Document:
** begin **

Realistically, something like 0.5% to 1.5% of a $300T global debt market is the zone I’d watch, with ~0.6% to 1.2% as a very clean base case.
Here’s the logic.
Bitcoin is about $71,680 right now, and circulating supply is about 20.01 million BTC, which puts current BTC market cap around $1.43T.
At $1,000,000 per BTC, market cap would be about $20.01T. So the gap to close is roughly $18.58T.
If you did the dumb, literal accounting version where every fresh dollar of STRC capital only created one extra dollar of BTC market cap, Saylor would need capital equal to about 6.19% of $300T.
That is the upper-bound, brute-force answer, and it is way too conservative because markets do not reprice that linearly.
The reason the real answer is lower is that Bitcoin has a flow-to-market-cap multiplier.
Recent academic work explicitly defines a “crypto multiplier” as the market-cap response to investor inflows and says major cryptocurrencies likely have large multipliers because most coins are held as investments, not used for payments.
Separate flow research on spot BTC ETFs also finds that ETF inflows have a persistent positive effect on BTC prices, which reinforces the basic idea that fresh capital can move market value by more than one-for-one.
So if you model that $18.58T repricing gap through different multipliers, you get this:
20x multiplier: about $0.93T of net BTC buying, about 0.31% of $300T
10x multiplier: about $1.86T, about 0.62%
5x multiplier: about $3.72T, about 1.24%
3x multiplier: about $6.19T, about 2.06%
If STRC-style issuance became a major global fixed-income product, Saylor probably does not need 6% of the debt market.

** end **

Aim: Continue the analysis of how much STRC capital Bitcoin would need to reach $1,000,000, starting after its last sentence.

Supplied records:
** begin **

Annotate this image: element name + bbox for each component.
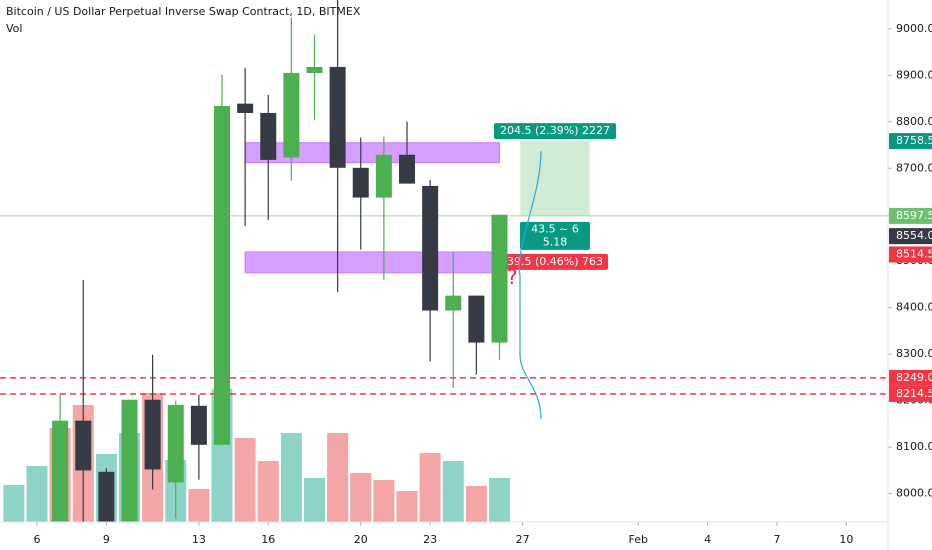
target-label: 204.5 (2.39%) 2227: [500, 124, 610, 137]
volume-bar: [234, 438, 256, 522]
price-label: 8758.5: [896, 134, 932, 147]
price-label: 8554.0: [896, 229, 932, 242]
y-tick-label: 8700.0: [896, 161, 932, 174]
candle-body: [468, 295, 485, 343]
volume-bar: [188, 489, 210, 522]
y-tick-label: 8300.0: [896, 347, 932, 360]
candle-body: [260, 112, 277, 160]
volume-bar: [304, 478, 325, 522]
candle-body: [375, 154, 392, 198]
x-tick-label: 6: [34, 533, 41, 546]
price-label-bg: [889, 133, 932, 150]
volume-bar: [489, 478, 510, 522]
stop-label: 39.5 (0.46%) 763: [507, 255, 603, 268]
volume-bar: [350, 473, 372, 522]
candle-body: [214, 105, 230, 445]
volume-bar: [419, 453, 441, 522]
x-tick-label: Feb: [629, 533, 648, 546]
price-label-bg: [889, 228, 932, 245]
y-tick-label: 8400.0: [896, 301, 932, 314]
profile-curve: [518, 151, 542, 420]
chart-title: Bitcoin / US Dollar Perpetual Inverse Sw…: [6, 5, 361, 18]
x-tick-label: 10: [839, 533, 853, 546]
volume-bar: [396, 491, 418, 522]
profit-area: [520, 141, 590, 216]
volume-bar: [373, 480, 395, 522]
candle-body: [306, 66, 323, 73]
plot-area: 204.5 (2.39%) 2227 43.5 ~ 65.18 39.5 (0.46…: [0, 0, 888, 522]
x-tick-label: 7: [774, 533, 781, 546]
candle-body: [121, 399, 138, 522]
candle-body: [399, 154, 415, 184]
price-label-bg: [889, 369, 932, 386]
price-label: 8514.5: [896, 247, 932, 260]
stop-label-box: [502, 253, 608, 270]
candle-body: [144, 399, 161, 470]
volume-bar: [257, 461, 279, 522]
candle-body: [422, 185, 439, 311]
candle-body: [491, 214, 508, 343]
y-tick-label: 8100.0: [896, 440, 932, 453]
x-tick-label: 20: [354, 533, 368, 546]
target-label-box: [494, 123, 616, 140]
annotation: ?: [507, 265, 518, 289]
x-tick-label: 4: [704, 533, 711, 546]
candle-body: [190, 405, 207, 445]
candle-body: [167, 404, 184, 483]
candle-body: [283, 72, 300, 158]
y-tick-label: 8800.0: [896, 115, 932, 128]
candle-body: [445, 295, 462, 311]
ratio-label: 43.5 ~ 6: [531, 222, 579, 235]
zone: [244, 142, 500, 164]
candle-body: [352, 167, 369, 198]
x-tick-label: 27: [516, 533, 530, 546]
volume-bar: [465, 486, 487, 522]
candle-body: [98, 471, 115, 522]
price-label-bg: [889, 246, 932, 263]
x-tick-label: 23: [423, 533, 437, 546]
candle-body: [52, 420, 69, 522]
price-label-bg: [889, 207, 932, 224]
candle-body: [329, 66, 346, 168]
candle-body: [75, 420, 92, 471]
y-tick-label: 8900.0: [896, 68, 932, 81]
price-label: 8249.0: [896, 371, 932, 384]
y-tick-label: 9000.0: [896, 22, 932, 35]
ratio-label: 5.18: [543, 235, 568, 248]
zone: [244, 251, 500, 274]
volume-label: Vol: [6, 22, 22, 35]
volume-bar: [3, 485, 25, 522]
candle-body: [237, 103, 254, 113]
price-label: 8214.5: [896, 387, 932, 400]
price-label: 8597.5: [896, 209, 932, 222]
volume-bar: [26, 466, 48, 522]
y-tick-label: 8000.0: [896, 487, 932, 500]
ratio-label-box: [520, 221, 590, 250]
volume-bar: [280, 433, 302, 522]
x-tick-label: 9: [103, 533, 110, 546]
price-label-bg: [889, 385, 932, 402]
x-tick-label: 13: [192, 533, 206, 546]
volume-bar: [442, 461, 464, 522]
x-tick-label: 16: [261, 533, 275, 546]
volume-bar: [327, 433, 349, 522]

** end **
** begin **

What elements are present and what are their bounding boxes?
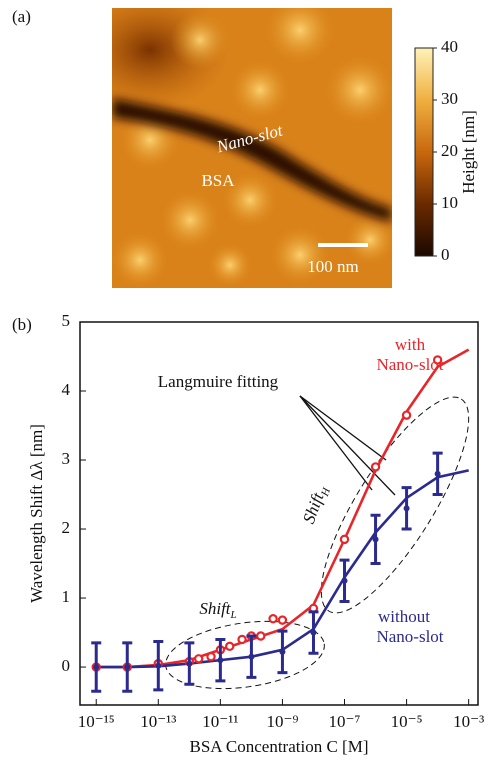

** end **

Solved problem:
He more likely needs something in the neighborhood of 0.5% to 1.5% captured cumulatively over time, assuming Bitcoin reprices reflexively as float tightens.
That range corresponds roughly to a 10x to 5x effective market-cap multiplier, which feels aggressive but not insane for an asset with scarce liquid supply and persistent corporate/ETF demand.
There is one more wrinkle. STRC is not a zero-cost funding source. Strategy says STRC currently carries an 11.50% variable annual dividend, payable monthly in cash. If Strategy wanted to reserve, say, roughly 2 years of dividend coverage on new issuance, then only about 77% of gross proceeds would actually go into BTC.
Under that assumption, the gross debt-market share needed rises to roughly 0.80% in the 10x case and 1.61% in the 5x case.
And just to show how early this still is, Strategy’s site currently shows STRC notional at about $5.355B, which is only about 0.0018% of $300T.
So to do this through STRC alone, the machine would need to scale by hundreds of times from here.
$1M Bitcoin via STRC alone probably implies capturing around 1% of the global debt market, give or take, not 6%.
6% is the static-accounting answer. ~1% is the reflexive-market answer.
High liquidity, low volatility, high yield.
There's nothing like it.
It's a good thing the best product wins in the marketplace.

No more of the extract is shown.